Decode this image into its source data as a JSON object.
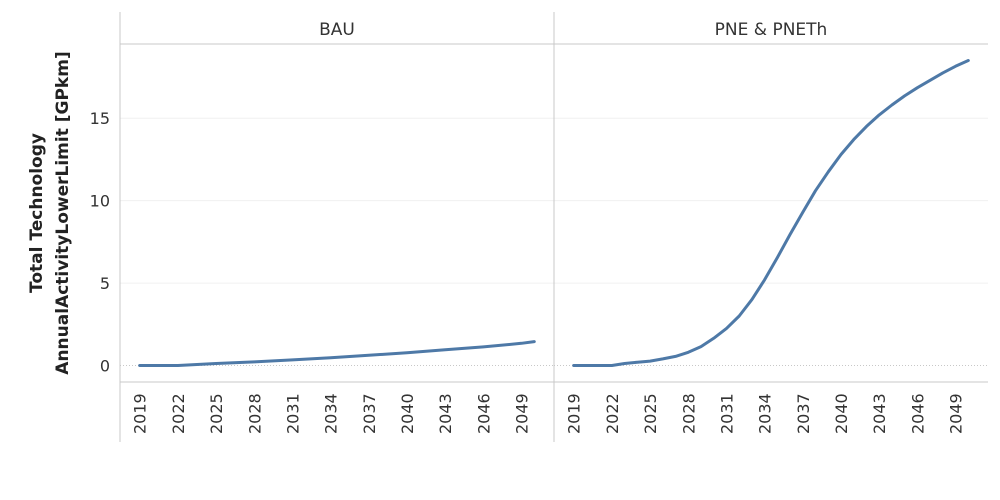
{
  "chart_data": {
    "type": "line",
    "ylabel": [
      "Total Technology",
      "AnnualActivityLowerLimit [GPkm]"
    ],
    "yticks": [
      0,
      5,
      10,
      15
    ],
    "ylim": [
      -1,
      19.5
    ],
    "xlim": [
      2018,
      2051
    ],
    "xticks": [
      "2019",
      "2022",
      "2025",
      "2028",
      "2031",
      "2034",
      "2037",
      "2040",
      "2043",
      "2046",
      "2049"
    ],
    "grid": true,
    "line_color": "#4e79a7",
    "panels": [
      {
        "title": "BAU",
        "x": [
          2019,
          2022,
          2025,
          2028,
          2031,
          2034,
          2037,
          2040,
          2043,
          2046,
          2049,
          2050
        ],
        "y": [
          0,
          0,
          0.12,
          0.22,
          0.34,
          0.47,
          0.62,
          0.78,
          0.95,
          1.13,
          1.35,
          1.45
        ]
      },
      {
        "title": "PNE & PNETh",
        "x": [
          2019,
          2020,
          2021,
          2022,
          2023,
          2024,
          2025,
          2026,
          2027,
          2028,
          2029,
          2030,
          2031,
          2032,
          2033,
          2034,
          2035,
          2036,
          2037,
          2038,
          2039,
          2040,
          2041,
          2042,
          2043,
          2044,
          2045,
          2046,
          2047,
          2048,
          2049,
          2050
        ],
        "y": [
          0,
          0,
          0,
          0,
          0.12,
          0.2,
          0.27,
          0.4,
          0.55,
          0.8,
          1.15,
          1.65,
          2.25,
          3,
          4,
          5.2,
          6.55,
          7.95,
          9.3,
          10.6,
          11.75,
          12.8,
          13.7,
          14.5,
          15.2,
          15.8,
          16.35,
          16.85,
          17.3,
          17.75,
          18.15,
          18.5
        ]
      }
    ]
  }
}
□ □ □ □
> [What this task involves]
Give the data again exactly as written, with all pictures left out.

> [The output]
Decode this image into its source data as a JSON object.
{
  "chart_data": {
    "type": "line",
    "ylabel": [
      "Total Technology",
      "AnnualActivityLowerLimit [GPkm]"
    ],
    "yticks": [
      0,
      5,
      10,
      15
    ],
    "ylim": [
      -1,
      19.5
    ],
    "xlim": [
      2018,
      2051
    ],
    "xticks": [
      "2019",
      "2022",
      "2025",
      "2028",
      "2031",
      "2034",
      "2037",
      "2040",
      "2043",
      "2046",
      "2049"
    ],
    "grid": true,
    "line_color": "#4e79a7",
    "panels": [
      {
        "title": "BAU",
        "x": [
          2019,
          2022,
          2025,
          2028,
          2031,
          2034,
          2037,
          2040,
          2043,
          2046,
          2049,
          2050
        ],
        "y": [
          0,
          0,
          0.12,
          0.22,
          0.34,
          0.47,
          0.62,
          0.78,
          0.95,
          1.13,
          1.35,
          1.45
        ]
      },
      {
        "title": "PNE & PNETh",
        "x": [
          2019,
          2020,
          2021,
          2022,
          2023,
          2024,
          2025,
          2026,
          2027,
          2028,
          2029,
          2030,
          2031,
          2032,
          2033,
          2034,
          2035,
          2036,
          2037,
          2038,
          2039,
          2040,
          2041,
          2042,
          2043,
          2044,
          2045,
          2046,
          2047,
          2048,
          2049,
          2050
        ],
        "y": [
          0,
          0,
          0,
          0,
          0.12,
          0.2,
          0.27,
          0.4,
          0.55,
          0.8,
          1.15,
          1.65,
          2.25,
          3,
          4,
          5.2,
          6.55,
          7.95,
          9.3,
          10.6,
          11.75,
          12.8,
          13.7,
          14.5,
          15.2,
          15.8,
          16.35,
          16.85,
          17.3,
          17.75,
          18.15,
          18.5
        ]
      }
    ]
  }
}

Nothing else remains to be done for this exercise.